_Exercise brief:_ Copy every line of the entries that includes the word "Magyarország".

(A run of records)
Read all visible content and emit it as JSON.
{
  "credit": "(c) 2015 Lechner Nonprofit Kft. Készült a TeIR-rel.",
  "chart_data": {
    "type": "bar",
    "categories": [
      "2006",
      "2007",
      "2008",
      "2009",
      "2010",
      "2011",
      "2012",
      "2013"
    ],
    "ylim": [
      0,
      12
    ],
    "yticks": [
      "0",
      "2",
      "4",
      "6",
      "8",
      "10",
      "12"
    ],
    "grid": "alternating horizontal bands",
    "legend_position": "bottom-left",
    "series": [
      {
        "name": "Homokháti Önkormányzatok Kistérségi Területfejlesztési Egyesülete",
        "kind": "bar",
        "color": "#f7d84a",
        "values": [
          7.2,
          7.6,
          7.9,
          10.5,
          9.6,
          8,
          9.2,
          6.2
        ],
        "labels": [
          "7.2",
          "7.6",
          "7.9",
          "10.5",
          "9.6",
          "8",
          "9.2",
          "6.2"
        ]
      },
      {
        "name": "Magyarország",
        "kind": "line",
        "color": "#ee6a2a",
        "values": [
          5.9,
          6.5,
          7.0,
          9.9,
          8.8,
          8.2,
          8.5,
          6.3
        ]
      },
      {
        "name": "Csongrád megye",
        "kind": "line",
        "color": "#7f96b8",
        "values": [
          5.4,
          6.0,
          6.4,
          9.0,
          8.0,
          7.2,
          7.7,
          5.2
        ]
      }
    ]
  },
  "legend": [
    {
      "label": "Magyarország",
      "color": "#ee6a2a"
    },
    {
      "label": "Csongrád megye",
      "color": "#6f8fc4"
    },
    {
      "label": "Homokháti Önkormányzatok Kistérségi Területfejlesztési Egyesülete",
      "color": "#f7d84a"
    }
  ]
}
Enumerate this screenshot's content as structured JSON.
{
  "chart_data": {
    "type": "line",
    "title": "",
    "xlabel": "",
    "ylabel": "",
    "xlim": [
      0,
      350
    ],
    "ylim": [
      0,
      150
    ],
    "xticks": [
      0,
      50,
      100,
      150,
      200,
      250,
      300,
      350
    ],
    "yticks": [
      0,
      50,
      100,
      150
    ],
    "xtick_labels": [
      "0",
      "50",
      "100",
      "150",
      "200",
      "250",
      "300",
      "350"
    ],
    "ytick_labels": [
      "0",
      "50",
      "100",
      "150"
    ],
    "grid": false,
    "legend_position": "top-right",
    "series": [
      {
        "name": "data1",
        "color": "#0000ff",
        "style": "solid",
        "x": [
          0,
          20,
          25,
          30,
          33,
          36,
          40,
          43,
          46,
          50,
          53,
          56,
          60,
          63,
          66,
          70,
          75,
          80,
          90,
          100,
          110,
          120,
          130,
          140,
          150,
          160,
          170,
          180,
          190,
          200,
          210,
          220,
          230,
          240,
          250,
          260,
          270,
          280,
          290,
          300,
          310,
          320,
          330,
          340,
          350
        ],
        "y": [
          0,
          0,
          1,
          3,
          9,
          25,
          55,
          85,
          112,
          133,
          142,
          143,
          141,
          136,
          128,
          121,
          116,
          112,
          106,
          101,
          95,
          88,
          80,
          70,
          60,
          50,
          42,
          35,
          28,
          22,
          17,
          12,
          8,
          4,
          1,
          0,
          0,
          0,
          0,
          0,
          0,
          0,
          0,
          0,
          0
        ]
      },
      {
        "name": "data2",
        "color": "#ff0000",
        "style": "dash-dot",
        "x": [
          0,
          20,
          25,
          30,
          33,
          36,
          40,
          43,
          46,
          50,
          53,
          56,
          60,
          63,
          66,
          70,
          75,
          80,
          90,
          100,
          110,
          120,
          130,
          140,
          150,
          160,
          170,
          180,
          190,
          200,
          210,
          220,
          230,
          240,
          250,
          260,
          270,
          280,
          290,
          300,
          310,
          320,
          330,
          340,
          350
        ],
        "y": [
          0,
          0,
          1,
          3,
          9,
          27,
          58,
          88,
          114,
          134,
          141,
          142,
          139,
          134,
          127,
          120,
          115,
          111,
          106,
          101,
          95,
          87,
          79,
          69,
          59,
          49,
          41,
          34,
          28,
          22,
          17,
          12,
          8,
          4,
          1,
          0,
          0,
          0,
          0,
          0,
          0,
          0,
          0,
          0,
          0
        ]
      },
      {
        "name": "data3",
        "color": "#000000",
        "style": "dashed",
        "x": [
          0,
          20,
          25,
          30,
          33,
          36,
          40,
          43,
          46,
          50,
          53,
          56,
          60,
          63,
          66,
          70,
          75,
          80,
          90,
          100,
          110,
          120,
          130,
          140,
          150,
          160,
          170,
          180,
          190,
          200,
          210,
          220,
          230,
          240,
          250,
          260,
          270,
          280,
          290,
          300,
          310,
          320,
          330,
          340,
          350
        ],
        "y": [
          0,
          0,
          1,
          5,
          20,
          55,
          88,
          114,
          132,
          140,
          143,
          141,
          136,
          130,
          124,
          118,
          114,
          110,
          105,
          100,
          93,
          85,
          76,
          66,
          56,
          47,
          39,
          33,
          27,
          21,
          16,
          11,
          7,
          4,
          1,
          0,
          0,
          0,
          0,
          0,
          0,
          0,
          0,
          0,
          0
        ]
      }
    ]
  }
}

* * *

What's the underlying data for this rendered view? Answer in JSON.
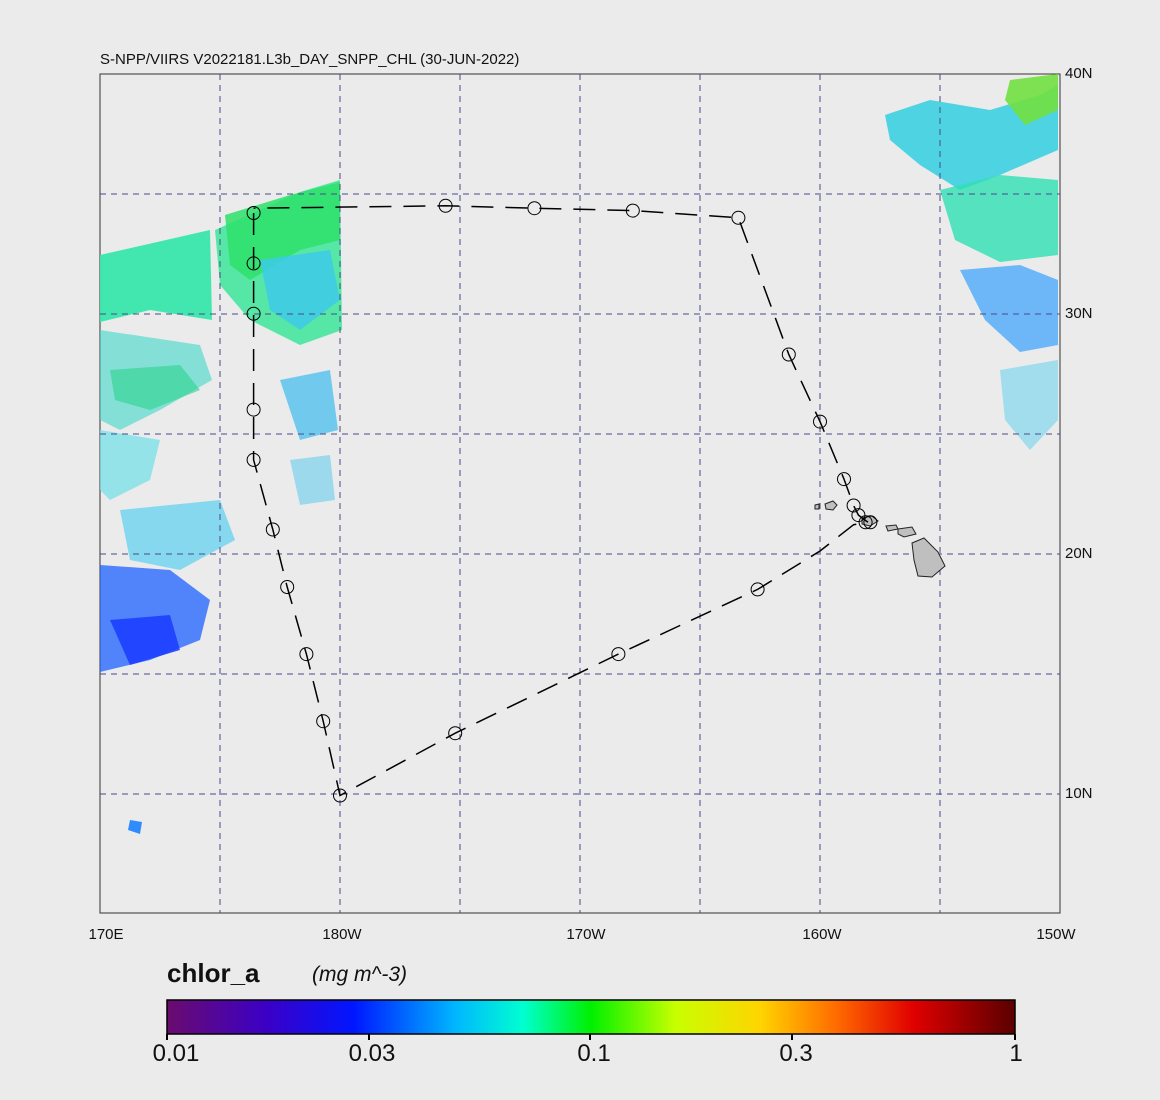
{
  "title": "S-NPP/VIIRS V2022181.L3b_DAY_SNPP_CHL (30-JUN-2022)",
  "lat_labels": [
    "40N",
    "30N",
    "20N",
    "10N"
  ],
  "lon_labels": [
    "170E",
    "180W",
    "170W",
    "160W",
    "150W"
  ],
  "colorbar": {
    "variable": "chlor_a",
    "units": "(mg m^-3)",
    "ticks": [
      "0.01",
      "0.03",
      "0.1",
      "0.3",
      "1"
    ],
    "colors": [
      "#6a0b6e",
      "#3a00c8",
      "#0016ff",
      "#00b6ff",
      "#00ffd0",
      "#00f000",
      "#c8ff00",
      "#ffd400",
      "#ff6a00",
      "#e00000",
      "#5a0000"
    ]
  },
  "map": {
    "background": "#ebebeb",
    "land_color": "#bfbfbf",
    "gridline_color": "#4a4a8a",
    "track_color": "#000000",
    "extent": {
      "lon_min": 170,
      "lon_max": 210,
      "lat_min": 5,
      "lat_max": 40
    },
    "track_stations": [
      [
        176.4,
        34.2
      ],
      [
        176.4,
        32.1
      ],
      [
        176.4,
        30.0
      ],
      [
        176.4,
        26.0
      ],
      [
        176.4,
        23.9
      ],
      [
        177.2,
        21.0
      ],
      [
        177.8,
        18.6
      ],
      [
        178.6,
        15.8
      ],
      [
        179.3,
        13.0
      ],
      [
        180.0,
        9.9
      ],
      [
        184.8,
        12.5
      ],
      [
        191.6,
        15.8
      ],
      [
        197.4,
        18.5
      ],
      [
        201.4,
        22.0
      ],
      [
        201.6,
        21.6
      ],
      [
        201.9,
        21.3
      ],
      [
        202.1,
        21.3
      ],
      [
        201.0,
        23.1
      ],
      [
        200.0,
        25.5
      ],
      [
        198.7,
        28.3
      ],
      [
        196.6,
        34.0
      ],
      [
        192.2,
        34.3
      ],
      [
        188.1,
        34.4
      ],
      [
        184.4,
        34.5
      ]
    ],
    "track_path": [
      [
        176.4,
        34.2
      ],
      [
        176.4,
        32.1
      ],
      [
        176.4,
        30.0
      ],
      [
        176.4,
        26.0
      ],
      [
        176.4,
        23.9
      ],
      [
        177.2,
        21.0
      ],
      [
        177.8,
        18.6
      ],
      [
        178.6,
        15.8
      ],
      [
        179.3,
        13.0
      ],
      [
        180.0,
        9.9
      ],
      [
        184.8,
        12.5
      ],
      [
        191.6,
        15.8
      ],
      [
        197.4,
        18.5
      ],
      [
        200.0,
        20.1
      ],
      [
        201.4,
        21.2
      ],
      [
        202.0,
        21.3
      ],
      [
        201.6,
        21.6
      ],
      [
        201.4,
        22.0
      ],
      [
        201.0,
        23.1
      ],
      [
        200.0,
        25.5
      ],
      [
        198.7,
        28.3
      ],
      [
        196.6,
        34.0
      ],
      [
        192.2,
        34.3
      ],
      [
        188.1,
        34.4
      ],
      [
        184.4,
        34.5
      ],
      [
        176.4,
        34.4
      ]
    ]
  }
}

--

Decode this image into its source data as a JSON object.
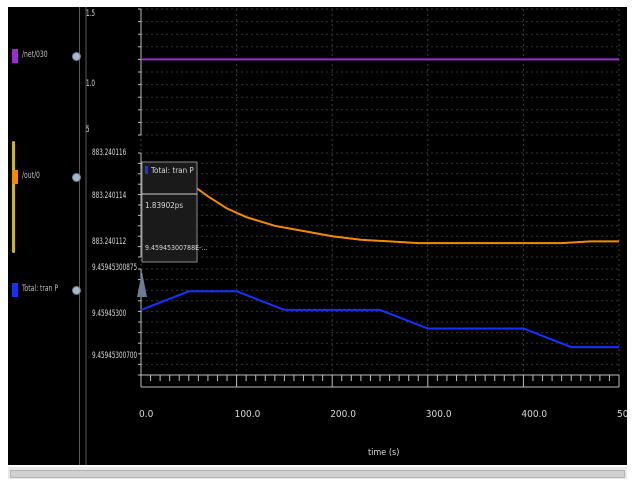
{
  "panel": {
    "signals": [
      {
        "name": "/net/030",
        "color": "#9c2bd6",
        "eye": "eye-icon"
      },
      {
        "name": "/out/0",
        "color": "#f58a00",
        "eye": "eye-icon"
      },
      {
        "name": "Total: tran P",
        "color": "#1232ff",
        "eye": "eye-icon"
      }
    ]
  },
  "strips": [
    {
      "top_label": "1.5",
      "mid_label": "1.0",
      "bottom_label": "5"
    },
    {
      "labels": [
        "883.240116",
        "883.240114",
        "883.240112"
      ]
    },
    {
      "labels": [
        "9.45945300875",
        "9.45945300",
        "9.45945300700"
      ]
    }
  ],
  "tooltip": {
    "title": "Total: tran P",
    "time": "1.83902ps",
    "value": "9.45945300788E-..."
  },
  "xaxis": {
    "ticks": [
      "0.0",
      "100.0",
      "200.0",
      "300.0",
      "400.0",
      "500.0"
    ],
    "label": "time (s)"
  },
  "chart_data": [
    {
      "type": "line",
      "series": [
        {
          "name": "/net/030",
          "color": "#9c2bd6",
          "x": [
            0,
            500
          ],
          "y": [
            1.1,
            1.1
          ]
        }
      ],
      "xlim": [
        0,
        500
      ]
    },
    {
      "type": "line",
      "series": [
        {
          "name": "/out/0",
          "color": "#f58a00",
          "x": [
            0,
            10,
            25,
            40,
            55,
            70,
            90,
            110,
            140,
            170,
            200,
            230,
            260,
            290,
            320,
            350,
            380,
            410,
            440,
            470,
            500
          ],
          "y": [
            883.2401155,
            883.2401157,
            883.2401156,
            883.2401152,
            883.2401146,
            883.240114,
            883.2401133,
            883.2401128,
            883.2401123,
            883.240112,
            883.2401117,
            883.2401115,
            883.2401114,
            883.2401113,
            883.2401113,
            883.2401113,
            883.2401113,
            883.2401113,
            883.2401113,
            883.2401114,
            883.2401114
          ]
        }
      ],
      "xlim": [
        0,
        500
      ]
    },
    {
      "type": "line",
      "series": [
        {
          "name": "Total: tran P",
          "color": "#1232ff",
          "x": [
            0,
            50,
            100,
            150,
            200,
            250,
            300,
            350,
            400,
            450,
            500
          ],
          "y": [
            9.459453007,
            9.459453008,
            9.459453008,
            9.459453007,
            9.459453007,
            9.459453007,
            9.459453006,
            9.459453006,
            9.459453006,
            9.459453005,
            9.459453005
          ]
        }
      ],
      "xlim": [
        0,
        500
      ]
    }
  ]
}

_Task result:_
        "name": "Magyarország",
      "label": "Magyarország",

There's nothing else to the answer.